### What is asked:
Transcribe everything in the data word for word. Pictures are left out.

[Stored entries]
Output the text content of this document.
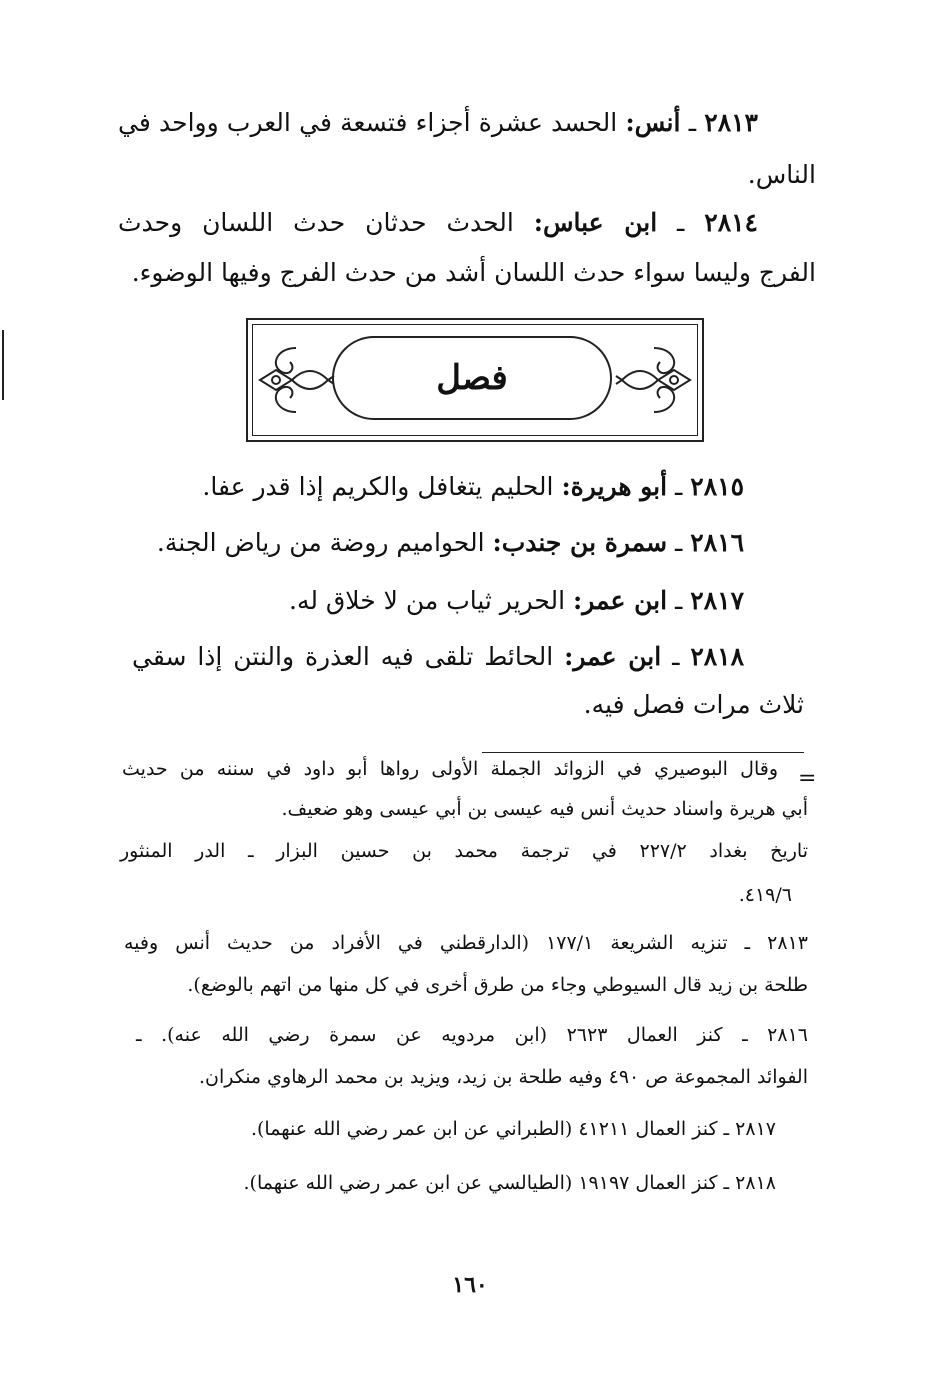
٢٨١٣ ـ أنس: الحسد عشرة أجزاء فتسعة في العرب وواحد في
الناس.
٢٨١٤ ـ ابن عباس: الحدث حدثان حدث اللسان وحدث
الفرج وليسا سواء حدث اللسان أشد من حدث الفرج وفيها الوضوء.
فصل
٢٨١٥ ـ أبو هريرة: الحليم يتغافل والكريم إذا قدر عفا.
٢٨١٦ ـ سمرة بن جندب: الحواميم روضة من رياض الجنة.
٢٨١٧ ـ ابن عمر: الحرير ثياب من لا خلاق له.
٢٨١٨ ـ ابن عمر: الحائط تلقى فيه العذرة والنتن إذا سقي
ثلاث مرات فصل فيه.
=
وقال البوصيري في الزوائد الجملة الأولى رواها أبو داود في سننه من حديث
أبي هريرة واسناد حديث أنس فيه عيسى بن أبي عيسى وهو ضعيف.
تاريخ بغداد ٢٢٧/٢ في ترجمة محمد بن حسين البزار ـ الدر المنثور
٤١٩/٦.
٢٨١٣ ـ تنزيه الشريعة ١٧٧/١ (الدارقطني في الأفراد من حديث أنس وفيه
طلحة بن زيد قال السيوطي وجاء من طرق أخرى في كل منها من اتهم بالوضع).
٢٨١٦ ـ كنز العمال ٢٦٢٣ (ابن مردويه عن سمرة رضي الله عنه). ـ
الفوائد المجموعة ص ٤٩٠ وفيه طلحة بن زيد، ويزيد بن محمد الرهاوي منكران.
٢٨١٧ ـ كنز العمال ٤١٢١١ (الطبراني عن ابن عمر رضي الله عنهما).
٢٨١٨ ـ كنز العمال ١٩١٩٧ (الطيالسي عن ابن عمر رضي الله عنهما).
١٦٠
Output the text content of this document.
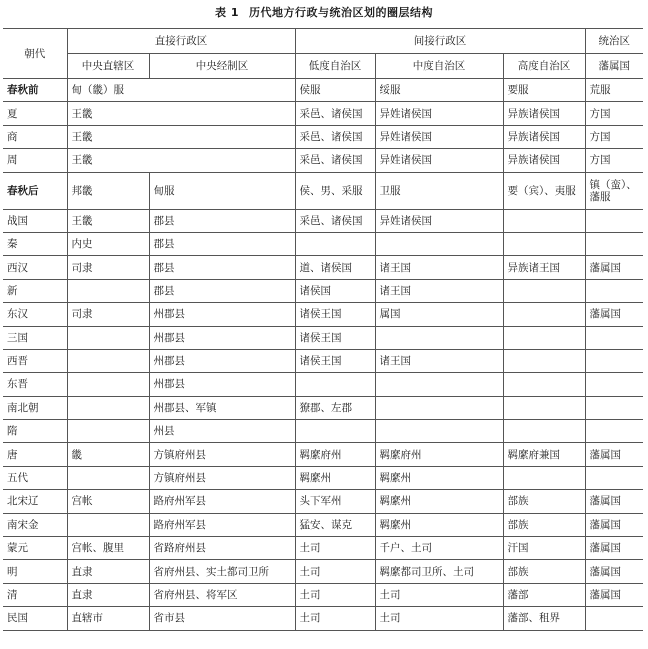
表 1 历代地方行政与统治区划的圈层结构
朝代	直接行政区		间接行政区			统治区
	中央直辖区	中央经制区	低度自治区	中度自治区	高度自治区	藩属国
春秋前	甸（畿）服		侯服	绥服	要服	荒服
夏	王畿		采邑、诸侯国	异姓诸侯国	异族诸侯国	方国
商	王畿		采邑、诸侯国	异姓诸侯国	异族诸侯国	方国
周	王畿		采邑、诸侯国	异姓诸侯国	异族诸侯国	方国
春秋后	邦畿	甸服	侯、男、采服	卫服	要（宾）、夷服	镇（蛮）、藩服
战国	王畿	郡县	采邑、诸侯国	异姓诸侯国		
秦	内史	郡县				
西汉	司隶	郡县	道、诸侯国	诸王国	异族诸王国	藩属国
新		郡县	诸侯国	诸王国		
东汉	司隶	州郡县	诸侯王国	属国		藩属国
三国		州郡县	诸侯王国			
西晋		州郡县	诸侯王国	诸王国		
东晋		州郡县				
南北朝		州郡县、军镇	獠郡、左郡			
隋		州县				
唐	畿	方镇府州县	羁縻府州	羁縻府州	羁縻府兼国	藩属国
五代		方镇府州县	羁縻州	羁縻州		
北宋辽	宫帐	路府州军县	头下军州	羁縻州	部族	藩属国
南宋金		路府州军县	猛安、谋克	羁縻州	部族	藩属国
蒙元	宫帐、腹里	省路府州县	土司	千户、土司	汗国	藩属国
明	直隶	省府州县、实土都司卫所	土司	羁縻都司卫所、土司	部族	藩属国
清	直隶	省府州县、将军区	土司	土司	藩部	藩属国
民国	直辖市	省市县	土司	土司	藩部、租界	
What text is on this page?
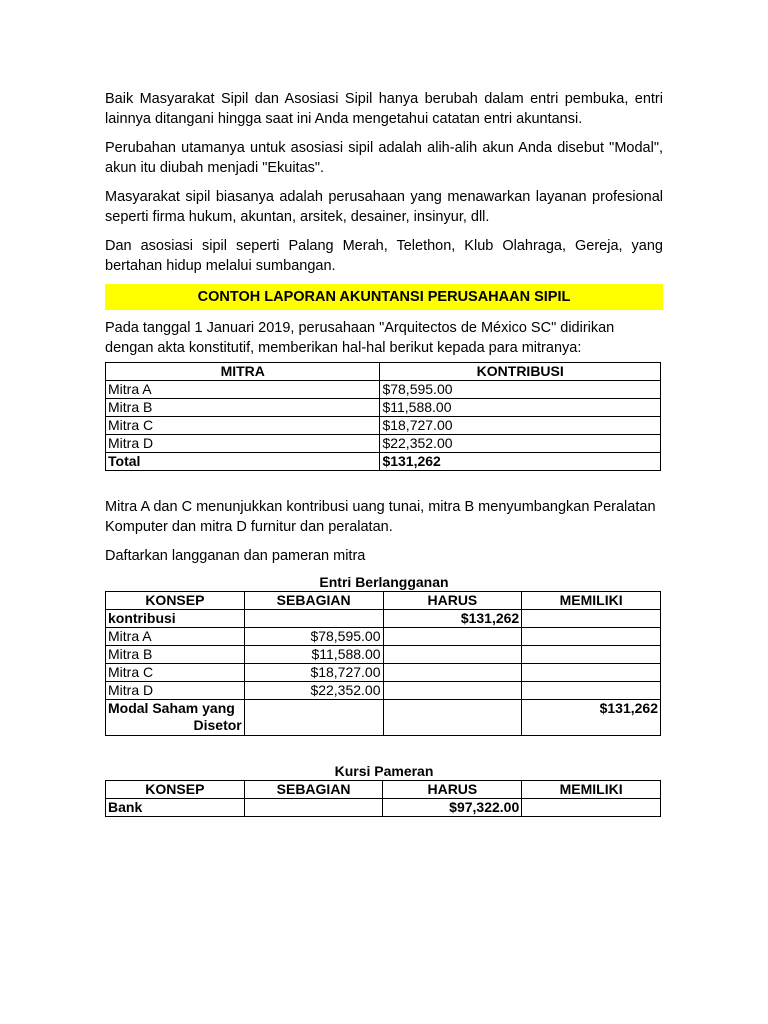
Baik Masyarakat Sipil dan Asosiasi Sipil hanya berubah dalam entri pembuka, entri lainnya ditangani hingga saat ini Anda mengetahui catatan entri akuntansi.

Perubahan utamanya untuk asosiasi sipil adalah alih-alih akun Anda disebut "Modal", akun itu diubah menjadi "Ekuitas".

Masyarakat sipil biasanya adalah perusahaan yang menawarkan layanan profesional seperti firma hukum, akuntan, arsitek, desainer, insinyur, dll.

Dan asosiasi sipil seperti Palang Merah, Telethon, Klub Olahraga, Gereja, yang bertahan hidup melalui sumbangan.

CONTOH LAPORAN AKUNTANSI PERUSAHAAN SIPIL

Pada tanggal 1 Januari 2019, perusahaan "Arquitectos de México SC" didirikan dengan akta konstitutif, memberikan hal-hal berikut kepada para mitranya:

MITRA	KONTRIBUSI
Mitra A	$78,595.00
Mitra B	$11,588.00
Mitra C	$18,727.00
Mitra D	$22,352.00
Total	$131,262

Mitra A dan C menunjukkan kontribusi uang tunai, mitra B menyumbangkan Peralatan Komputer dan mitra D furnitur dan peralatan.

Daftarkan langganan dan pameran mitra

Entri Berlangganan
KONSEP	SEBAGIAN	HARUS	MEMILIKI
kontribusi		$131,262	
Mitra A	$78,595.00		
Mitra B	$11,588.00		
Mitra C	$18,727.00		
Mitra D	$22,352.00		

Modal Saham yang
Disetor			$131,262
Kursi Pameran
KONSEP	SEBAGIAN	HARUS	MEMILIKI
Bank		$97,322.00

### Solution:
Output the text content of this document.
٢٨١٣ ـ أنس: الحسد عشرة أجزاء فتسعة في العرب وواحد في
الناس.
٢٨١٤ ـ ابن عباس: الحدث حدثان حدث اللسان وحدث
الفرج وليسا سواء حدث اللسان أشد من حدث الفرج وفيها الوضوء.
فصل
٢٨١٥ ـ أبو هريرة: الحليم يتغافل والكريم إذا قدر عفا.
٢٨١٦ ـ سمرة بن جندب: الحواميم روضة من رياض الجنة.
٢٨١٧ ـ ابن عمر: الحرير ثياب من لا خلاق له.
٢٨١٨ ـ ابن عمر: الحائط تلقى فيه العذرة والنتن إذا سقي
ثلاث مرات فصل فيه.
=
وقال البوصيري في الزوائد الجملة الأولى رواها أبو داود في سننه من حديث
أبي هريرة واسناد حديث أنس فيه عيسى بن أبي عيسى وهو ضعيف.
تاريخ بغداد ٢٢٧/٢ في ترجمة محمد بن حسين البزار ـ الدر المنثور
٤١٩/٦.
٢٨١٣ ـ تنزيه الشريعة ١٧٧/١ (الدارقطني في الأفراد من حديث أنس وفيه
طلحة بن زيد قال السيوطي وجاء من طرق أخرى في كل منها من اتهم بالوضع).
٢٨١٦ ـ كنز العمال ٢٦٢٣ (ابن مردويه عن سمرة رضي الله عنه). ـ
الفوائد المجموعة ص ٤٩٠ وفيه طلحة بن زيد، ويزيد بن محمد الرهاوي منكران.
٢٨١٧ ـ كنز العمال ٤١٢١١ (الطبراني عن ابن عمر رضي الله عنهما).
٢٨١٨ ـ كنز العمال ١٩١٩٧ (الطيالسي عن ابن عمر رضي الله عنهما).
١٦٠
Output the text content of this document.
表 1 历代地方行政与统治区划的圈层结构
朝代	直接行政区		间接行政区			统治区
	中央直辖区	中央经制区	低度自治区	中度自治区	高度自治区	藩属国
春秋前	甸（畿）服		侯服	绥服	要服	荒服
夏	王畿		采邑、诸侯国	异姓诸侯国	异族诸侯国	方国
商	王畿		采邑、诸侯国	异姓诸侯国	异族诸侯国	方国
周	王畿		采邑、诸侯国	异姓诸侯国	异族诸侯国	方国
春秋后	邦畿	甸服	侯、男、采服	卫服	要（宾）、夷服	镇（蛮）、藩服
战国	王畿	郡县	采邑、诸侯国	异姓诸侯国		
秦	内史	郡县				
西汉	司隶	郡县	道、诸侯国	诸王国	异族诸王国	藩属国
新		郡县	诸侯国	诸王国		
东汉	司隶	州郡县	诸侯王国	属国		藩属国
三国		州郡县	诸侯王国			
西晋		州郡县	诸侯王国	诸王国		
东晋		州郡县				
南北朝		州郡县、军镇	獠郡、左郡			
隋		州县				
唐	畿	方镇府州县	羁縻府州	羁縻府州	羁縻府兼国	藩属国
五代		方镇府州县	羁縻州	羁縻州		
北宋辽	宫帐	路府州军县	头下军州	羁縻州	部族	藩属国
南宋金		路府州军县	猛安、谋克	羁縻州	部族	藩属国
蒙元	宫帐、腹里	省路府州县	土司	千户、土司	汗国	藩属国
明	直隶	省府州县、实土都司卫所	土司	羁縻都司卫所、土司	部族	藩属国
清	直隶	省府州县、将军区	土司	土司	藩部	藩属国
民国	直辖市	省市县	土司	土司	藩部、租界	
What text is on this page?
Baik Masyarakat Sipil dan Asosiasi Sipil hanya berubah dalam entri pembuka, entri lainnya ditangani hingga saat ini Anda mengetahui catatan entri akuntansi.

Perubahan utamanya untuk asosiasi sipil adalah alih-alih akun Anda disebut "Modal", akun itu diubah menjadi "Ekuitas".

Masyarakat sipil biasanya adalah perusahaan yang menawarkan layanan profesional seperti firma hukum, akuntan, arsitek, desainer, insinyur, dll.

Dan asosiasi sipil seperti Palang Merah, Telethon, Klub Olahraga, Gereja, yang bertahan hidup melalui sumbangan.

CONTOH LAPORAN AKUNTANSI PERUSAHAAN SIPIL

Pada tanggal 1 Januari 2019, perusahaan "Arquitectos de México SC" didirikan dengan akta konstitutif, memberikan hal-hal berikut kepada para mitranya:

MITRA	KONTRIBUSI
Mitra A	$78,595.00
Mitra B	$11,588.00
Mitra C	$18,727.00
Mitra D	$22,352.00
Total	$131,262

Mitra A dan C menunjukkan kontribusi uang tunai, mitra B menyumbangkan Peralatan Komputer dan mitra D furnitur dan peralatan.

Daftarkan langganan dan pameran mitra

Entri Berlangganan
KONSEP	SEBAGIAN	HARUS	MEMILIKI
kontribusi		$131,262	
Mitra A	$78,595.00		
Mitra B	$11,588.00		
Mitra C	$18,727.00		
Mitra D	$22,352.00		

Modal Saham yang
Disetor			$131,262
Kursi Pameran
KONSEP	SEBAGIAN	HARUS	MEMILIKI
Bank		$97,322.00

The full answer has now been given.